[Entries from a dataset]
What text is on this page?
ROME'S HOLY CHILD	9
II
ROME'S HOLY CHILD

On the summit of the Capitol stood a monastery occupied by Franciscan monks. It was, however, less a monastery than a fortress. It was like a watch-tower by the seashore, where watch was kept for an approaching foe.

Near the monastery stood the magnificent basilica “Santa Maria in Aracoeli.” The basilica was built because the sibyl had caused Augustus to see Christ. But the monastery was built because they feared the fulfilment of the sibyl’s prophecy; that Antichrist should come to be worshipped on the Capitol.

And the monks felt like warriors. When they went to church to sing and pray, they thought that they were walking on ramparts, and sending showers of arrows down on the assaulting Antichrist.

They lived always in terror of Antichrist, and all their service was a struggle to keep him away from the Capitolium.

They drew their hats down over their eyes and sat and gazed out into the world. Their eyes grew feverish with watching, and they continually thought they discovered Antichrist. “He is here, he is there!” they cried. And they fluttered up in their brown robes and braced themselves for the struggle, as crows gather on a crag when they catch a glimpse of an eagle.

**INSTRUCTIONS FOR THE TASK**
Write out the entries in full, exactly as given.

**THE OUTPUT**
What text is on this page?
ROME'S HOLY CHILD	9
II
ROME'S HOLY CHILD

On the summit of the Capitol stood a monastery occupied by Franciscan monks. It was, however, less a monastery than a fortress. It was like a watch-tower by the seashore, where watch was kept for an approaching foe.

Near the monastery stood the magnificent basilica “Santa Maria in Aracoeli.” The basilica was built because the sibyl had caused Augustus to see Christ. But the monastery was built because they feared the fulfilment of the sibyl’s prophecy; that Antichrist should come to be worshipped on the Capitol.

And the monks felt like warriors. When they went to church to sing and pray, they thought that they were walking on ramparts, and sending showers of arrows down on the assaulting Antichrist.

They lived always in terror of Antichrist, and all their service was a struggle to keep him away from the Capitolium.

They drew their hats down over their eyes and sat and gazed out into the world. Their eyes grew feverish with watching, and they continually thought they discovered Antichrist. “He is here, he is there!” they cried. And they fluttered up in their brown robes and braced themselves for the struggle, as crows gather on a crag when they catch a glimpse of an eagle.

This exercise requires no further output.